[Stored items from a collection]
____________________

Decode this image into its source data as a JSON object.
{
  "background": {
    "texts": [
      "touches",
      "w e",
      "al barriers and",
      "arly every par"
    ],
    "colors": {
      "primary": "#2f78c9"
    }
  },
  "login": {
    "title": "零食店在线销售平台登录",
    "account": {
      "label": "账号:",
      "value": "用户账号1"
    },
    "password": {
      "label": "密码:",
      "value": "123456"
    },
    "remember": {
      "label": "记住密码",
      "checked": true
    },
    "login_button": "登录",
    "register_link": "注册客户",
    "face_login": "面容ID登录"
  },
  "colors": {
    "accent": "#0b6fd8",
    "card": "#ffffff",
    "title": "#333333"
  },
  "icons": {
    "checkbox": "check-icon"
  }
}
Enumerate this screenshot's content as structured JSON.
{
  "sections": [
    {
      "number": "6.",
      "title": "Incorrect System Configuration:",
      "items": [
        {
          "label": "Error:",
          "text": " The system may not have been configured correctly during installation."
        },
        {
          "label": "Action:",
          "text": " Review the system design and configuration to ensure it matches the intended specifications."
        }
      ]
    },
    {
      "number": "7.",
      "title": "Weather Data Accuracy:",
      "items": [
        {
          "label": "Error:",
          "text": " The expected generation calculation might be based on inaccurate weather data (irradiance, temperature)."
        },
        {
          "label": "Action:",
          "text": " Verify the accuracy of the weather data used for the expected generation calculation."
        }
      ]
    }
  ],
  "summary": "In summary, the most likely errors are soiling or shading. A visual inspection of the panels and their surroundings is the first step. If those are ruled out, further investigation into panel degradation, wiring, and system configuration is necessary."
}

____________________

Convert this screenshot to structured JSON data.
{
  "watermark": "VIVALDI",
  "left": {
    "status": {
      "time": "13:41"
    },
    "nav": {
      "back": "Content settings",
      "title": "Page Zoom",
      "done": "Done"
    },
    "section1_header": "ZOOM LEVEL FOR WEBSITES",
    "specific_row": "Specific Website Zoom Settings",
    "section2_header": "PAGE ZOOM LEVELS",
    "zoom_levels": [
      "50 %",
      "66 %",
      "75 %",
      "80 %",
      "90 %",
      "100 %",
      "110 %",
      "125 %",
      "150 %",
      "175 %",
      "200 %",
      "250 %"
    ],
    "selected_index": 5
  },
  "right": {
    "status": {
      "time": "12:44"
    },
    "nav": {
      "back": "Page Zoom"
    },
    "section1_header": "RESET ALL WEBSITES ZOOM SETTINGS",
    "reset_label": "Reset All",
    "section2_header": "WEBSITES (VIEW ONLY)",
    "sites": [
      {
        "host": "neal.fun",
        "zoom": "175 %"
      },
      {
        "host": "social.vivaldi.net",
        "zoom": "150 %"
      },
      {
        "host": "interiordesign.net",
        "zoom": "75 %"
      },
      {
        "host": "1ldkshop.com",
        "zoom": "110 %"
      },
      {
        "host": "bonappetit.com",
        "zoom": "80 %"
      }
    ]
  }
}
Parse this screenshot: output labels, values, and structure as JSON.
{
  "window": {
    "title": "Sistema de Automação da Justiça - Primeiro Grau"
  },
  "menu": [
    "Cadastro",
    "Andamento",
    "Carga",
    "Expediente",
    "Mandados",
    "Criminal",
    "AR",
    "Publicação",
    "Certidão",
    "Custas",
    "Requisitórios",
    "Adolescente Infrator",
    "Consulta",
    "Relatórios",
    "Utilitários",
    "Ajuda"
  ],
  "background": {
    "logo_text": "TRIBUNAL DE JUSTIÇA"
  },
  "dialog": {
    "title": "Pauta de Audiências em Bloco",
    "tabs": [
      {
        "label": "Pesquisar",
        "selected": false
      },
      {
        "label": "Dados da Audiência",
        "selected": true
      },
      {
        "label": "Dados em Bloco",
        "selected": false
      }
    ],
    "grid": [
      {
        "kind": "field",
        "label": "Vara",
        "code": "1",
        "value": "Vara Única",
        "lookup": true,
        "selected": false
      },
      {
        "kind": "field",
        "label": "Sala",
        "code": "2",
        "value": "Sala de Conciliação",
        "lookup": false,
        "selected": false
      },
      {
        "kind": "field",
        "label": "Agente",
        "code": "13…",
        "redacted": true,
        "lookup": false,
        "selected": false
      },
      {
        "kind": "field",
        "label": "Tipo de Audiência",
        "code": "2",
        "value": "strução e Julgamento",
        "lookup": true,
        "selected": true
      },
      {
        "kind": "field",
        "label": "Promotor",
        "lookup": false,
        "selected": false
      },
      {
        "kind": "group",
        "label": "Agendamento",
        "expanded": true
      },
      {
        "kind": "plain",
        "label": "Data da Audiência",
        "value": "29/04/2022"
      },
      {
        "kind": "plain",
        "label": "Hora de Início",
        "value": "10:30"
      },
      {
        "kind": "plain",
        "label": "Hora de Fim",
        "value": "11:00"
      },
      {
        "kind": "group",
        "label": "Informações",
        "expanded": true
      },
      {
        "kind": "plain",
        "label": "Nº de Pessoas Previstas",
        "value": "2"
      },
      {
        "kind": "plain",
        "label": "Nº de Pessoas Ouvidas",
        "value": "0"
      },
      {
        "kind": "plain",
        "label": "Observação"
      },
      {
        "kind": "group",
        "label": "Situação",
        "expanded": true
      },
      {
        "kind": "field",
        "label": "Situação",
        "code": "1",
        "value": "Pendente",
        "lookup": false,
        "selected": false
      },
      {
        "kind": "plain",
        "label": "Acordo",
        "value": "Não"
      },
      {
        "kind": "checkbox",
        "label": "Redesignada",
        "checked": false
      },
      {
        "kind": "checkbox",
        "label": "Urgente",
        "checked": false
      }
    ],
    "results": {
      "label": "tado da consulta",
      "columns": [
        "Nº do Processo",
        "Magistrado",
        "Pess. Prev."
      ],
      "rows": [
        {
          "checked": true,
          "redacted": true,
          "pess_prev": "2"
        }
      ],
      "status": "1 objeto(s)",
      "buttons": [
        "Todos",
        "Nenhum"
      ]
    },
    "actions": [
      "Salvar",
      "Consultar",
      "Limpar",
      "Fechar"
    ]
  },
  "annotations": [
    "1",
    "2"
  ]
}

____________________

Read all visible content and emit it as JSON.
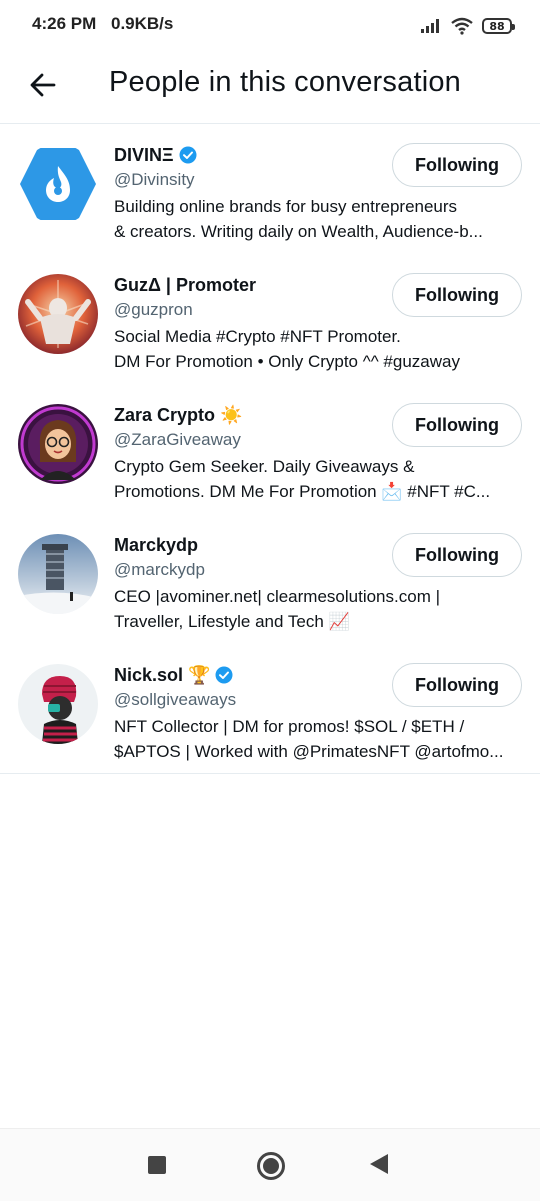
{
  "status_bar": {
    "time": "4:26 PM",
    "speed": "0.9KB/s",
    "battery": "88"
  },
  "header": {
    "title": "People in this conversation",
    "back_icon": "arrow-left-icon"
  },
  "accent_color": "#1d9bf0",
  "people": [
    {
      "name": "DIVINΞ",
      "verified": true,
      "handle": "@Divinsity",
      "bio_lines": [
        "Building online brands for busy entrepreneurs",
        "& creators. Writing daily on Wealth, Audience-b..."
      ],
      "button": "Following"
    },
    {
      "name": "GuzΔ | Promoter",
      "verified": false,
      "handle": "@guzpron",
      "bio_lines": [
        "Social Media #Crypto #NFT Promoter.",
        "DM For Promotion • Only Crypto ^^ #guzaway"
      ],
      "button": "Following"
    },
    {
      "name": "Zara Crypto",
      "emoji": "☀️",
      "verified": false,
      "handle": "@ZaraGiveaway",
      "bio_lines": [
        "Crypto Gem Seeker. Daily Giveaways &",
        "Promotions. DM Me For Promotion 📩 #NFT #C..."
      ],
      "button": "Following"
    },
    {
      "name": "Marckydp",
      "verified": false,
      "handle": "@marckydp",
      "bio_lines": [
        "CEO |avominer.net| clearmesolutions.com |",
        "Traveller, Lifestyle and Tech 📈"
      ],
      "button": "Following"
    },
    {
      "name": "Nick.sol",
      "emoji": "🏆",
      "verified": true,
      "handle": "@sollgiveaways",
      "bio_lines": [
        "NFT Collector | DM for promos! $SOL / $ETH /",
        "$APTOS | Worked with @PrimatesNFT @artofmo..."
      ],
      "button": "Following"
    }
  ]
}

____________________

_Exercise prompt_
Review the material and copy each line in which the word "into" appears.

_Answer to this exercise_
Decode this image into its source data as a JSON object.
  "summary": "In summary, the most likely errors are soiling or shading. A visual inspection of the panels and their surroundings is the first step. If those are ruled out, further investigation into panel degradation, wiring, and system configuration is necessary."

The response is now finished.